**Excerpted data:**
>>>>

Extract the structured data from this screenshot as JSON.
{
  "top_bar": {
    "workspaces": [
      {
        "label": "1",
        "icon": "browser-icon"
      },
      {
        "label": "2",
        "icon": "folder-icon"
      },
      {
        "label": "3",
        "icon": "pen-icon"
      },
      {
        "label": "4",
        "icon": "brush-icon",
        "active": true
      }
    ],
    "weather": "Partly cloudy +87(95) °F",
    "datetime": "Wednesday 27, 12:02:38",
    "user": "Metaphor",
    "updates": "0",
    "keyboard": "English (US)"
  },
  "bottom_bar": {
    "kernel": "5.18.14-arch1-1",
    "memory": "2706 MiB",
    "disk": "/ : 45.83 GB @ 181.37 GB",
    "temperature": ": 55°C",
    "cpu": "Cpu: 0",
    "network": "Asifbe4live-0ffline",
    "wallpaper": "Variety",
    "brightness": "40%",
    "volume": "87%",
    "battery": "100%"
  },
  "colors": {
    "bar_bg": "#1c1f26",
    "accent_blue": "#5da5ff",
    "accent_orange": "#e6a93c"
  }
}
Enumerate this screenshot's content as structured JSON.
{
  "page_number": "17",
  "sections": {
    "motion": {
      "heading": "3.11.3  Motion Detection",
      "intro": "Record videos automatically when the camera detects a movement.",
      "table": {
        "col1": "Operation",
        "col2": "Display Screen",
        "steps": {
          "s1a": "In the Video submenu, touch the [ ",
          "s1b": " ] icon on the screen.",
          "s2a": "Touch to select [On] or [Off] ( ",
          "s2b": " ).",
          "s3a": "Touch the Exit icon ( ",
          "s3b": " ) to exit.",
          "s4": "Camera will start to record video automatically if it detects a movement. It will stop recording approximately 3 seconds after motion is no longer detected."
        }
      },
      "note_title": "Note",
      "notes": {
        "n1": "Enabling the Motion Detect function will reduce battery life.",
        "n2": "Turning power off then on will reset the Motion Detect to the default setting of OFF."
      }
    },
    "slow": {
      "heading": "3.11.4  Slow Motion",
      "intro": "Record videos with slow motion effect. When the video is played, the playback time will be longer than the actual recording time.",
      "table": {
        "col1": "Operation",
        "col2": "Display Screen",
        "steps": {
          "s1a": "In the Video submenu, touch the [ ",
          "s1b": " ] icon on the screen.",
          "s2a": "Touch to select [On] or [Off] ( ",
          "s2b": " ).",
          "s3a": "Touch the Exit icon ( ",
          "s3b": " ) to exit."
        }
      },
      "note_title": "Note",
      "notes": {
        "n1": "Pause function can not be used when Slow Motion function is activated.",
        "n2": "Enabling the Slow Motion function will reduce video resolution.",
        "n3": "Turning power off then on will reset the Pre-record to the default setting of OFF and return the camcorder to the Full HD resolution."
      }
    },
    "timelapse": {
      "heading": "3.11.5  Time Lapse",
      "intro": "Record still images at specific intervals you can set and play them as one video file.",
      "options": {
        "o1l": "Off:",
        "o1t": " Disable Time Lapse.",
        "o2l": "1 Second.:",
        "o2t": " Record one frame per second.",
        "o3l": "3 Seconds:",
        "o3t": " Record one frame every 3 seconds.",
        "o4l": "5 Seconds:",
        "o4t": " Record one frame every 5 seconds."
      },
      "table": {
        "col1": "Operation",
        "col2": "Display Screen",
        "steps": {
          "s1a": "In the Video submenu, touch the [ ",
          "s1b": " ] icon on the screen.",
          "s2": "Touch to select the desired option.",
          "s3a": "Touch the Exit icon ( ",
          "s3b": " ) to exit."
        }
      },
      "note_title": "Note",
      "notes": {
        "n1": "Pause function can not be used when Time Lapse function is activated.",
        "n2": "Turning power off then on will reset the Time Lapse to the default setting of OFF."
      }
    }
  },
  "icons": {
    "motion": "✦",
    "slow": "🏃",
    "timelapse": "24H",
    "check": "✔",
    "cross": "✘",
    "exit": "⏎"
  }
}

<<<<

**Aim:** Report only the number of lines in the records that include the word "frame".

**Answer to the exercise:** 3